# Given problem
Identify the lines that contain the word "الدرجات" and copy each one.

# Given data
* * * * *
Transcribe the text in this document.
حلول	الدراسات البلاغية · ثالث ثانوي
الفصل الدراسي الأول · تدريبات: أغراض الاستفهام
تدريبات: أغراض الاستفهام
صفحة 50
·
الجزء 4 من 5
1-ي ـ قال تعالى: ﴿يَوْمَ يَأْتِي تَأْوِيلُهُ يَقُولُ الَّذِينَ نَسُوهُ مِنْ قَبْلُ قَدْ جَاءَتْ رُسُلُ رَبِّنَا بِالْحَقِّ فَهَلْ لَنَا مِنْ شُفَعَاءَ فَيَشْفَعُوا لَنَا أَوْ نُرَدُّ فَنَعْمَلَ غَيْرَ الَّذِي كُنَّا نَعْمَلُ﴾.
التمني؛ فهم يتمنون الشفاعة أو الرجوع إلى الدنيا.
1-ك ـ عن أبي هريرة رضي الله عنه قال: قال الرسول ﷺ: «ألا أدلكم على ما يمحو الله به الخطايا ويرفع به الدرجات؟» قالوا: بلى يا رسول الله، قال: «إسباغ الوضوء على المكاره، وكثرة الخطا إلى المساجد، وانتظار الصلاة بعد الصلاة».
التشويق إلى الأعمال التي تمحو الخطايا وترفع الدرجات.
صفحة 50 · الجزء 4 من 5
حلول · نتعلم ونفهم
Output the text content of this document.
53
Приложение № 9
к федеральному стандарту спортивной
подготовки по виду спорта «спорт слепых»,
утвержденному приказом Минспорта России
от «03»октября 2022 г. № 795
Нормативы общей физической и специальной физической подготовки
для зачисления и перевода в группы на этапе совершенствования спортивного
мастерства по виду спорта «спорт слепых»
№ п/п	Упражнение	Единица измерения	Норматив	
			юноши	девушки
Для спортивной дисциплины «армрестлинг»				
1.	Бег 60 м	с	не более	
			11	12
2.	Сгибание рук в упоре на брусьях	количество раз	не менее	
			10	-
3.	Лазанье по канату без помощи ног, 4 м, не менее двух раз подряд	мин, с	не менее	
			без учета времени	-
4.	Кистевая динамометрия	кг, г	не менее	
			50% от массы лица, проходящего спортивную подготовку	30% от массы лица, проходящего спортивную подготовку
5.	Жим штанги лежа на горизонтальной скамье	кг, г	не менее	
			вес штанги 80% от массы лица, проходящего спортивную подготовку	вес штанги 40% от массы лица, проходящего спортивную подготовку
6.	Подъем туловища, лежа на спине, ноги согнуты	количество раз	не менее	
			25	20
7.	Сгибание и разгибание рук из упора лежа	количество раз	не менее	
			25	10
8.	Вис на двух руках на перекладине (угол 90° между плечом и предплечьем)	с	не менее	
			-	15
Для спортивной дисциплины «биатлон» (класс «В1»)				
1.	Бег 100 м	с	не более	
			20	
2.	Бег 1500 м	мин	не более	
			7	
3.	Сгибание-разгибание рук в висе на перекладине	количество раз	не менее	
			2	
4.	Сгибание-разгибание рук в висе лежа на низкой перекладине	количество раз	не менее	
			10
* * * * *
# Exercise answer
1-ك ـ عن أبي هريرة رضي الله عنه قال: قال الرسول ﷺ: «ألا أدلكم على ما يمحو الله به الخطايا ويرفع به الدرجات؟» قالوا: بلى يا رسول الله، قال: «إسباغ الوضوء على المكاره، وكثرة الخطا إلى المساجد، وانتظار الصلاة بعد الصلاة».
التشويق إلى الأعمال التي تمحو الخطايا وترفع الدرجات.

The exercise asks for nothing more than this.